_Exercise_
Restate the listing that follows word for word, without its pictures.

_Dataset items_
** start **

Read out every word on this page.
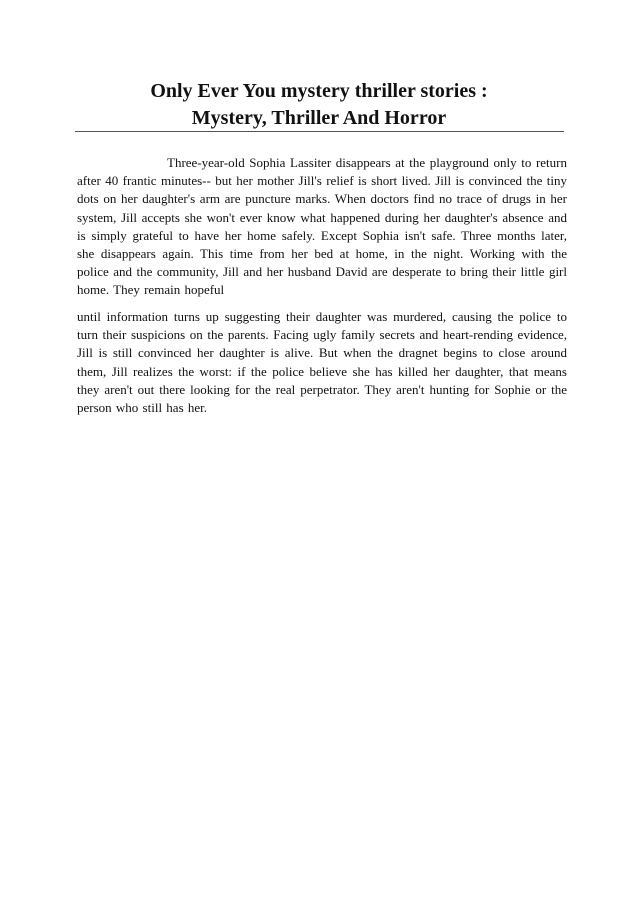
Only Ever You mystery thriller stories :
Mystery, Thriller And Horror

Three-year-old Sophia Lassiter disappears at the playground only to return after 40 frantic minutes-- but her mother Jill's relief is short lived. Jill is convinced the tiny dots on her daughter's arm are puncture marks. When doctors find no trace of drugs in her system, Jill accepts she won't ever know what happened during her daughter's absence and is simply grateful to have her home safely. Except Sophia isn't safe. Three months later, she disappears again. This time from her bed at home, in the night. Working with the police and the community, Jill and her husband David are desperate to bring their little girl home. They remain hopeful

until information turns up suggesting their daughter was murdered, causing the police to turn their suspicions on the parents. Facing ugly family secrets and heart-rending evidence, Jill is still convinced her daughter is alive. But when the dragnet begins to close around them, Jill realizes the worst: if the police believe she has killed her daughter, that means they aren't out there looking for the real perpetrator. They aren't hunting for Sophie or the person who still has her.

** end **

_Answer to this exercise_
Read out every word on this page.
Only Ever You mystery thriller stories :
Mystery, Thriller And Horror

Three-year-old Sophia Lassiter disappears at the playground only to return after 40 frantic minutes-- but her mother Jill's relief is short lived. Jill is convinced the tiny dots on her daughter's arm are puncture marks. When doctors find no trace of drugs in her system, Jill accepts she won't ever know what happened during her daughter's absence and is simply grateful to have her home safely. Except Sophia isn't safe. Three months later, she disappears again. This time from her bed at home, in the night. Working with the police and the community, Jill and her husband David are desperate to bring their little girl home. They remain hopeful

until information turns up suggesting their daughter was murdered, causing the police to turn their suspicions on the parents. Facing ugly family secrets and heart-rending evidence, Jill is still convinced her daughter is alive. But when the dragnet begins to close around them, Jill realizes the worst: if the police believe she has killed her daughter, that means they aren't out there looking for the real perpetrator. They aren't hunting for Sophie or the person who still has her.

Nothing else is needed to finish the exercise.